═════ INPUT DATA
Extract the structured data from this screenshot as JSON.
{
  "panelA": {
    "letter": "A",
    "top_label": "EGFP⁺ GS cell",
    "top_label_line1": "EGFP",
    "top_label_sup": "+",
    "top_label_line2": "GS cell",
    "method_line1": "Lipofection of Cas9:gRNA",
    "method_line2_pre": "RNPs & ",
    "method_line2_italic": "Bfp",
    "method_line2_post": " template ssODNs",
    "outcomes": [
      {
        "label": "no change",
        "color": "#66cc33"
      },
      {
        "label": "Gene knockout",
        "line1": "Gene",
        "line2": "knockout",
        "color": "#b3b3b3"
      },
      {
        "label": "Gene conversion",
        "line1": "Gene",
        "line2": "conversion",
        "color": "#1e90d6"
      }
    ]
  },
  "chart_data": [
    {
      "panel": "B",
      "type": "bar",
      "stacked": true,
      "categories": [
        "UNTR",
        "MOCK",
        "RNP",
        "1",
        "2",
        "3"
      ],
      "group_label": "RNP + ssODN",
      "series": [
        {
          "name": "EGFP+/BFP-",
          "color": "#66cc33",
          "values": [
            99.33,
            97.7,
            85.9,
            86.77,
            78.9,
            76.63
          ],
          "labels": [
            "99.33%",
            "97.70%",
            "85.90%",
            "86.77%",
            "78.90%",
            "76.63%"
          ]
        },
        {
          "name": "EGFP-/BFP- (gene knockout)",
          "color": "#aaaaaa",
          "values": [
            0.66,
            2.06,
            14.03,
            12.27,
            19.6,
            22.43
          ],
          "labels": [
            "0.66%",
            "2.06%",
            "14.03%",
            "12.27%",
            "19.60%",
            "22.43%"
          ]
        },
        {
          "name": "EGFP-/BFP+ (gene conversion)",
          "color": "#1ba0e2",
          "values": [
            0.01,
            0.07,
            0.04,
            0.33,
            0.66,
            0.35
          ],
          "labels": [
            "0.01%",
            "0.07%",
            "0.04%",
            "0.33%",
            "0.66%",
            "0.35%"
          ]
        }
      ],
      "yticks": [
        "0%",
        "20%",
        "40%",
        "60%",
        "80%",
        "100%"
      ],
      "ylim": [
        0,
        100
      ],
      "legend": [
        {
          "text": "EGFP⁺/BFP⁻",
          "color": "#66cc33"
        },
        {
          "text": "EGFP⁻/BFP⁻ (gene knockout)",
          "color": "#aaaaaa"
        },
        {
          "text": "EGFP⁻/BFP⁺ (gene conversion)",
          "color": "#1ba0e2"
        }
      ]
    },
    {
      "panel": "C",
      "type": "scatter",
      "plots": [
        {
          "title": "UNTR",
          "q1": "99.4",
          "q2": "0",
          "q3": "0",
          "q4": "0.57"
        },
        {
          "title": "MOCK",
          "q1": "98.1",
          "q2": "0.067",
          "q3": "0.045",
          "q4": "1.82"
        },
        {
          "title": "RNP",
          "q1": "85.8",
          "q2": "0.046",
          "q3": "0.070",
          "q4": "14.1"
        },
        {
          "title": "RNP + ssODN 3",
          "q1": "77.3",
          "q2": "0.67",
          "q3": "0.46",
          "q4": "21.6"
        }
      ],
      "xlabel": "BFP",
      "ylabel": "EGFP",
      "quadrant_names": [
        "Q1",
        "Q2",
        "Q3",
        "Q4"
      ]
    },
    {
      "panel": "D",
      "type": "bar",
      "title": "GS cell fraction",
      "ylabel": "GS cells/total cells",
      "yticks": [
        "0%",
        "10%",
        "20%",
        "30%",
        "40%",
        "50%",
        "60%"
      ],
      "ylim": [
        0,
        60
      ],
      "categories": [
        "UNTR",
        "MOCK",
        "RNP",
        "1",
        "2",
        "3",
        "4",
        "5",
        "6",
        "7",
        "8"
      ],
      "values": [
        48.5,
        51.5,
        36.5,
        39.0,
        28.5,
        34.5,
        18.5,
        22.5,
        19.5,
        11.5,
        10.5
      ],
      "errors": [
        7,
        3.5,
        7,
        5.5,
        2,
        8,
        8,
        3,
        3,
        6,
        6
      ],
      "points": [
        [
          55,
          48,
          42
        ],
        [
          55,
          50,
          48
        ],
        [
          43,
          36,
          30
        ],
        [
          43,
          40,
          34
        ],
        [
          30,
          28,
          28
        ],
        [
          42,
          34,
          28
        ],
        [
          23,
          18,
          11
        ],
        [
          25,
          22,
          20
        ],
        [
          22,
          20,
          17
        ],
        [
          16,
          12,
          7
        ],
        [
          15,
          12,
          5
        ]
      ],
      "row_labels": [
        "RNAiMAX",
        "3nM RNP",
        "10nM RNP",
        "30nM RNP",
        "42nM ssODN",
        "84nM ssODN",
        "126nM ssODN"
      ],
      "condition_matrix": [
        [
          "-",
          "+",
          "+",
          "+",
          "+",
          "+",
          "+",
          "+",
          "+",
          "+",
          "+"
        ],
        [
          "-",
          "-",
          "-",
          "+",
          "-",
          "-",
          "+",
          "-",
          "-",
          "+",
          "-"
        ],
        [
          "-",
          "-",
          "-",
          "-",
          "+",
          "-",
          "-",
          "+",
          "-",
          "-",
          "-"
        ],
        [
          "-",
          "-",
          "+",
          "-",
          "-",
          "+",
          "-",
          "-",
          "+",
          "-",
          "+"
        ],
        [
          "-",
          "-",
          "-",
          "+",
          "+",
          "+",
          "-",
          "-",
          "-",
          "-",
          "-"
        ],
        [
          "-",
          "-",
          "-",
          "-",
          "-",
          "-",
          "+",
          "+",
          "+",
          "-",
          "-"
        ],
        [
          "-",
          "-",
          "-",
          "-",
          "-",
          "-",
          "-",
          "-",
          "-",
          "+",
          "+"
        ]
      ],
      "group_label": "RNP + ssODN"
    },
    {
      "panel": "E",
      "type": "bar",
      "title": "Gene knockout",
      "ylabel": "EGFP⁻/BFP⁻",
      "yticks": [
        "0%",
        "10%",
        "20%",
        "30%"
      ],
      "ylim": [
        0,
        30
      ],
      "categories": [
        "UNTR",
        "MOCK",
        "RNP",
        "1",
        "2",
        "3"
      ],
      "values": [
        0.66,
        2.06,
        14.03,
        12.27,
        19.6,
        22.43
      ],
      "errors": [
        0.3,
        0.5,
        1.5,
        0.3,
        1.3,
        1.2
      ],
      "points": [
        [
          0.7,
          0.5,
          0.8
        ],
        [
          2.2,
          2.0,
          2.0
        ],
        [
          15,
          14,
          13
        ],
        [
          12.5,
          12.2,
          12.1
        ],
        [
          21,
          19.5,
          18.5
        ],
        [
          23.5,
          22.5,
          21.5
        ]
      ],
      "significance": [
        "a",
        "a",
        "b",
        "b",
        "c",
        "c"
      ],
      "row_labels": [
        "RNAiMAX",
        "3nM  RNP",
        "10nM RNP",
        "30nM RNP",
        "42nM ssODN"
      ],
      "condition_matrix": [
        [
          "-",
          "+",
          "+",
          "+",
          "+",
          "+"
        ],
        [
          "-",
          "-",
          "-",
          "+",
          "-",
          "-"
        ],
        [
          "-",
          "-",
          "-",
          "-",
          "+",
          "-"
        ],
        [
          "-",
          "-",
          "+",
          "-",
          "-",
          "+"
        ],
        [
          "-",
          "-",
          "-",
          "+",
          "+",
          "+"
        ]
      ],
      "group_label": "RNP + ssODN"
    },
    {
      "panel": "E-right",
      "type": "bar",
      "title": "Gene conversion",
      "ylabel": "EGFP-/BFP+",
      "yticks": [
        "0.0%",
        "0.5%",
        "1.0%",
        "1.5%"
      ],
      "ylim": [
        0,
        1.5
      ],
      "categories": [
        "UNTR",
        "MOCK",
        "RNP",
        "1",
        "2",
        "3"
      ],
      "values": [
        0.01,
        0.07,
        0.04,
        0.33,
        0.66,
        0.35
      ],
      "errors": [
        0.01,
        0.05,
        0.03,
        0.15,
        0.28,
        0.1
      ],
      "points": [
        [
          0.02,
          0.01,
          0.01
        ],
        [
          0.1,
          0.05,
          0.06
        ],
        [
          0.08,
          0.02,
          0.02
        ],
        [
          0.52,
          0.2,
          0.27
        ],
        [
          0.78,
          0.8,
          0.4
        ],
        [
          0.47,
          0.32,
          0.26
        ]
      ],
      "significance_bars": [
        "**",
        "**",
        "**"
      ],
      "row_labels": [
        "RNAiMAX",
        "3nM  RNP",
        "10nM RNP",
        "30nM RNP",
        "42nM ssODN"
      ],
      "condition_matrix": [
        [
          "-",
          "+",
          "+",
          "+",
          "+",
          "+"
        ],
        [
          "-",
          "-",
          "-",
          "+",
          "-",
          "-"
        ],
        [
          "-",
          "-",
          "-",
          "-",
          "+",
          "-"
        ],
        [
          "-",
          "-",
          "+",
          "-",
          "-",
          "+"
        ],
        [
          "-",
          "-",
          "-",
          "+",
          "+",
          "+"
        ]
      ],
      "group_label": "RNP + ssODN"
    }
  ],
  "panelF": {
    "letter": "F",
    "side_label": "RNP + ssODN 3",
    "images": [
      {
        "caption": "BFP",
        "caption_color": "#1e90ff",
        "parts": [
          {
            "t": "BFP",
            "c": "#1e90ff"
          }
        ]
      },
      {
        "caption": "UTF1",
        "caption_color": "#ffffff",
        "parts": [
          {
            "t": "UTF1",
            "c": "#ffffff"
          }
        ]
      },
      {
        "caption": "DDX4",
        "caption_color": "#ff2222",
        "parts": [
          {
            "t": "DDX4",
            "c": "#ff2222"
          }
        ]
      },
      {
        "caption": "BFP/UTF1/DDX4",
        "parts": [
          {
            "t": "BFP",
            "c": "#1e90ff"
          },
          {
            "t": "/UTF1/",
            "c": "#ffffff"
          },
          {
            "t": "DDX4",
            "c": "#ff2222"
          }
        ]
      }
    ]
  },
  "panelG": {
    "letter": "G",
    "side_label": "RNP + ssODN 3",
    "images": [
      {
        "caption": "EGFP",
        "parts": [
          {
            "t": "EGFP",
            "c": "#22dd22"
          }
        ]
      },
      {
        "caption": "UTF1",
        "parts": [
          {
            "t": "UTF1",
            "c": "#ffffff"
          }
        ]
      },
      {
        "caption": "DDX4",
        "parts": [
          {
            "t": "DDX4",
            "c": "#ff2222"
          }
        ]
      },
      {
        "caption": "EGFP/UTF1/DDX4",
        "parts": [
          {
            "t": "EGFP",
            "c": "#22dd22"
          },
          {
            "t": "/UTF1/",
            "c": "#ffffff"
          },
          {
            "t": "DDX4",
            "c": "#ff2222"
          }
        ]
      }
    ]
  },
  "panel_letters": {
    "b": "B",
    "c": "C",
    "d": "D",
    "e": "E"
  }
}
══════════
**TASK**:
Wherever the string "title" appears in the entries, copy that line.

**EXERCISE RESPONSE**:
          "title": "UNTR",
          "title": "MOCK",
          "title": "RNP",
          "title": "RNP + ssODN 3",
      "title": "GS cell fraction",
      "title": "Gene knockout",
      "title": "Gene conversion",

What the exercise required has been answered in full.